Write out every line of the material as it stands, apart from the pictures.

Stored records
* Begin *
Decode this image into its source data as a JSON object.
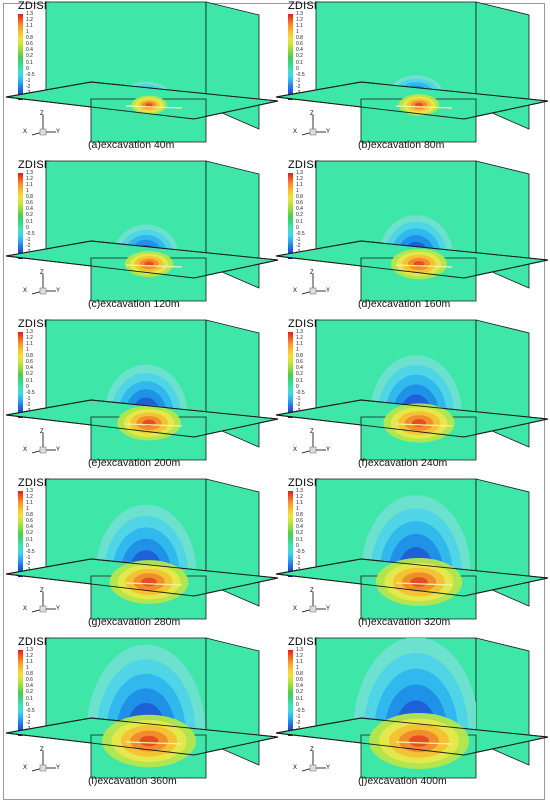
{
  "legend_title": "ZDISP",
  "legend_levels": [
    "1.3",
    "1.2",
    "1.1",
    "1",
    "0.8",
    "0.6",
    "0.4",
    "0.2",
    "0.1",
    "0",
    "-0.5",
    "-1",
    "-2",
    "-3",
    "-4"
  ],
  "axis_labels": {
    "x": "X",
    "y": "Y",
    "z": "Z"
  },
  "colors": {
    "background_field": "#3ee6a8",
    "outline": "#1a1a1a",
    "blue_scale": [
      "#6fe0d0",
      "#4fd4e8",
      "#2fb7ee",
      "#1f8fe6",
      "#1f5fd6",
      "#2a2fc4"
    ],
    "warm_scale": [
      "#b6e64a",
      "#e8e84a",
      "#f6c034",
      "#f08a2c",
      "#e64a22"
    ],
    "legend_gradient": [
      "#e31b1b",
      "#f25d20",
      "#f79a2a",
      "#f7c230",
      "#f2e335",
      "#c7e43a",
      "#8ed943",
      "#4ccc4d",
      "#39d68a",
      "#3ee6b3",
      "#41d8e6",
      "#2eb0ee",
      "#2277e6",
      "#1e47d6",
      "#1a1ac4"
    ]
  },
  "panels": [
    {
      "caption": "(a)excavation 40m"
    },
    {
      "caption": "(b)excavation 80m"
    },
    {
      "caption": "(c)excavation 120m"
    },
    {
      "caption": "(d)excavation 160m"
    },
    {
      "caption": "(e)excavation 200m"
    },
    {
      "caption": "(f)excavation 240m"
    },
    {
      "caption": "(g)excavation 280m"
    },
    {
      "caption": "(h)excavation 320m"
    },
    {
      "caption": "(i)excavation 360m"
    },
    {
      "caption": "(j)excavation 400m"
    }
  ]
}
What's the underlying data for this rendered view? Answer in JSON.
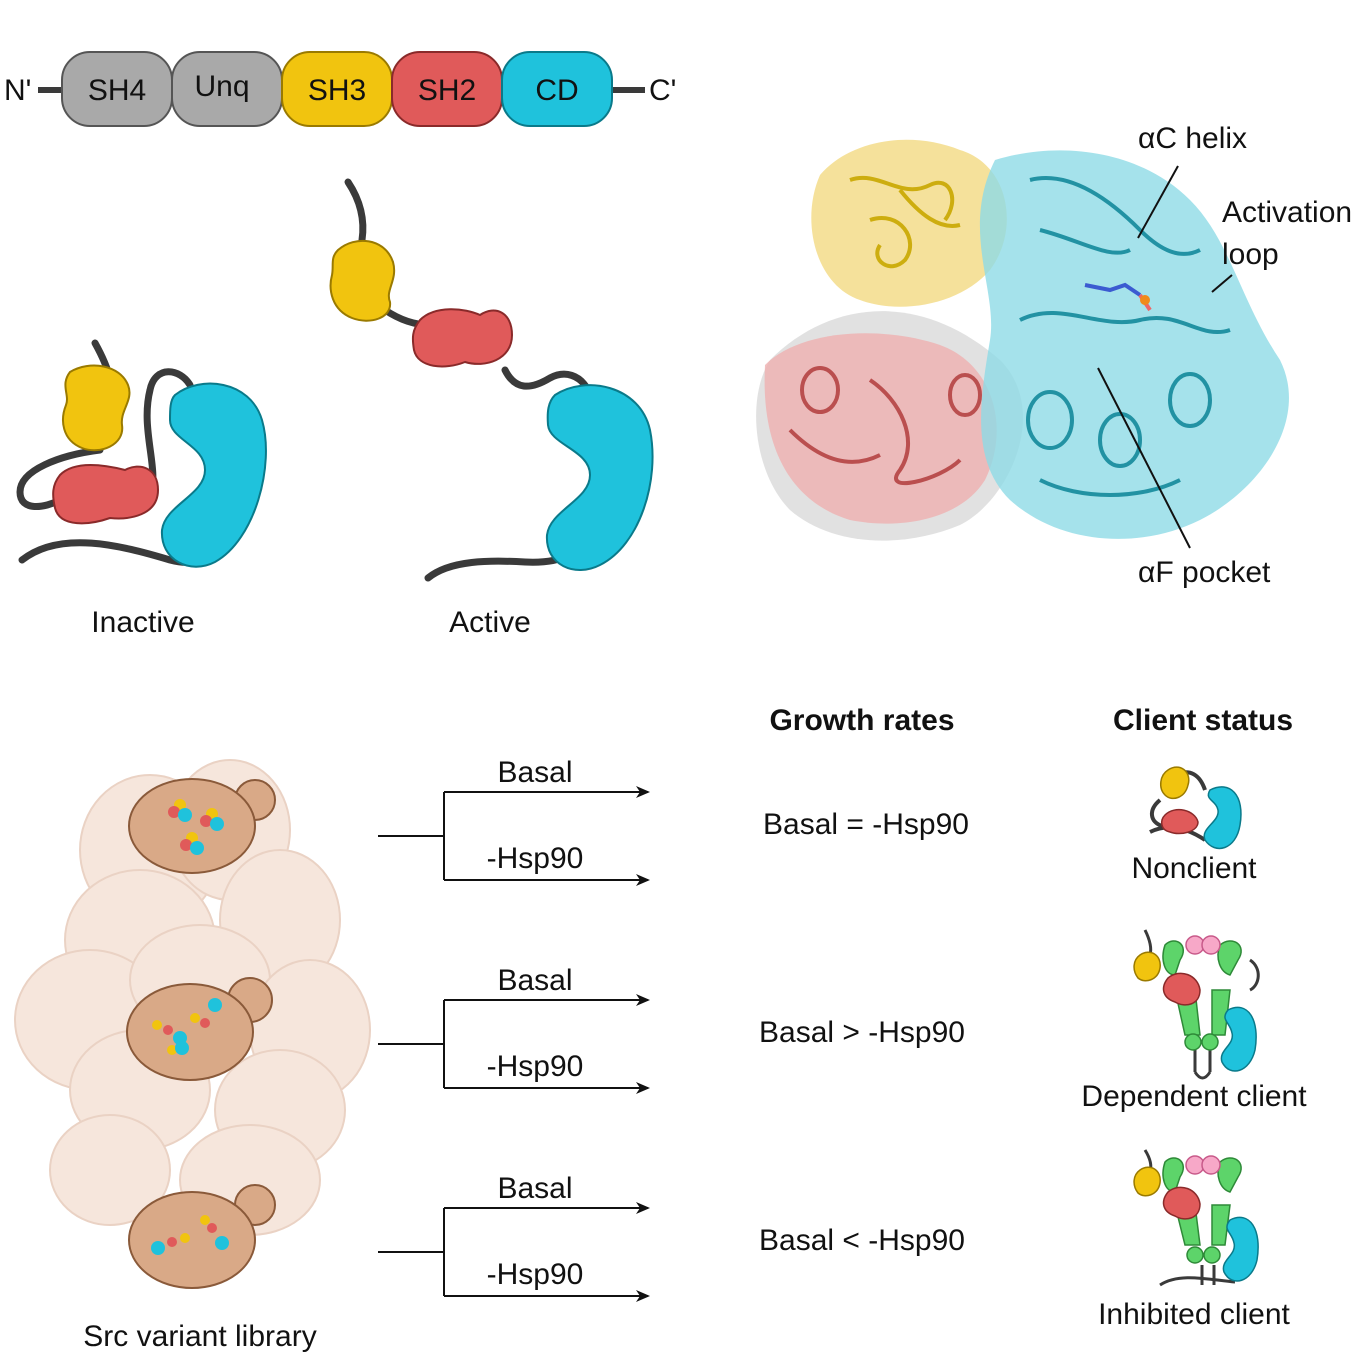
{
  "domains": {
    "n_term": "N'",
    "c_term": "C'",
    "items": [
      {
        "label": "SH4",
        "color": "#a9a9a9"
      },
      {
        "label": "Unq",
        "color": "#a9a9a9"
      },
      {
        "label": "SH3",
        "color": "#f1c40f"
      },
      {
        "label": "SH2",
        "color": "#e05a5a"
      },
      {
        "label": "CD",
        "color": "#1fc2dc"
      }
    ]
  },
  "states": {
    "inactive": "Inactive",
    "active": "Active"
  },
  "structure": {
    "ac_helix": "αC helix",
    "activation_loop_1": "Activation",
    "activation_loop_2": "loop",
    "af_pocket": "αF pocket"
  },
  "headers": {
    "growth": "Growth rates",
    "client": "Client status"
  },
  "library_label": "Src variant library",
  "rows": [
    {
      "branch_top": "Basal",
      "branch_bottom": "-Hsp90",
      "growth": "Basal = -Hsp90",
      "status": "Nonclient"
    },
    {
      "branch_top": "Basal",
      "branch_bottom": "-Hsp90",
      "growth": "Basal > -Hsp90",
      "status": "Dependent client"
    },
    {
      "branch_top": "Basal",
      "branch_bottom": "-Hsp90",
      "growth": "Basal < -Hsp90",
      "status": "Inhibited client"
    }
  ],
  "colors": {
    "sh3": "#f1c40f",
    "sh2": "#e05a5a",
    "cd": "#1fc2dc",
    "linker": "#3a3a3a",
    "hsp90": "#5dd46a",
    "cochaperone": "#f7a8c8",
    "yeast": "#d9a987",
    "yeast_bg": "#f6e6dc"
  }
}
* End *
■ Exercise answer
Decode this image into its source data as a JSON object.
{
  "legend_title": "ZDISP",
  "legend_levels": [
    "1.3",
    "1.2",
    "1.1",
    "1",
    "0.8",
    "0.6",
    "0.4",
    "0.2",
    "0.1",
    "0",
    "-0.5",
    "-1",
    "-2",
    "-3",
    "-4"
  ],
  "axis_labels": {
    "x": "X",
    "y": "Y",
    "z": "Z"
  },
  "colors": {
    "background_field": "#3ee6a8",
    "outline": "#1a1a1a",
    "blue_scale": [
      "#6fe0d0",
      "#4fd4e8",
      "#2fb7ee",
      "#1f8fe6",
      "#1f5fd6",
      "#2a2fc4"
    ],
    "warm_scale": [
      "#b6e64a",
      "#e8e84a",
      "#f6c034",
      "#f08a2c",
      "#e64a22"
    ],
    "legend_gradient": [
      "#e31b1b",
      "#f25d20",
      "#f79a2a",
      "#f7c230",
      "#f2e335",
      "#c7e43a",
      "#8ed943",
      "#4ccc4d",
      "#39d68a",
      "#3ee6b3",
      "#41d8e6",
      "#2eb0ee",
      "#2277e6",
      "#1e47d6",
      "#1a1ac4"
    ]
  },
  "panels": [
    {
      "caption": "(a)excavation 40m"
    },
    {
      "caption": "(b)excavation 80m"
    },
    {
      "caption": "(c)excavation 120m"
    },
    {
      "caption": "(d)excavation 160m"
    },
    {
      "caption": "(e)excavation 200m"
    },
    {
      "caption": "(f)excavation 240m"
    },
    {
      "caption": "(g)excavation 280m"
    },
    {
      "caption": "(h)excavation 320m"
    },
    {
      "caption": "(i)excavation 360m"
    },
    {
      "caption": "(j)excavation 400m"
    }
  ]
}
What's the underlying data for this rendered view? Answer in JSON.
{
  "domains": {
    "n_term": "N'",
    "c_term": "C'",
    "items": [
      {
        "label": "SH4",
        "color": "#a9a9a9"
      },
      {
        "label": "Unq",
        "color": "#a9a9a9"
      },
      {
        "label": "SH3",
        "color": "#f1c40f"
      },
      {
        "label": "SH2",
        "color": "#e05a5a"
      },
      {
        "label": "CD",
        "color": "#1fc2dc"
      }
    ]
  },
  "states": {
    "inactive": "Inactive",
    "active": "Active"
  },
  "structure": {
    "ac_helix": "αC helix",
    "activation_loop_1": "Activation",
    "activation_loop_2": "loop",
    "af_pocket": "αF pocket"
  },
  "headers": {
    "growth": "Growth rates",
    "client": "Client status"
  },
  "library_label": "Src variant library",
  "rows": [
    {
      "branch_top": "Basal",
      "branch_bottom": "-Hsp90",
      "growth": "Basal = -Hsp90",
      "status": "Nonclient"
    },
    {
      "branch_top": "Basal",
      "branch_bottom": "-Hsp90",
      "growth": "Basal > -Hsp90",
      "status": "Dependent client"
    },
    {
      "branch_top": "Basal",
      "branch_bottom": "-Hsp90",
      "growth": "Basal < -Hsp90",
      "status": "Inhibited client"
    }
  ],
  "colors": {
    "sh3": "#f1c40f",
    "sh2": "#e05a5a",
    "cd": "#1fc2dc",
    "linker": "#3a3a3a",
    "hsp90": "#5dd46a",
    "cochaperone": "#f7a8c8",
    "yeast": "#d9a987",
    "yeast_bg": "#f6e6dc"
  }
}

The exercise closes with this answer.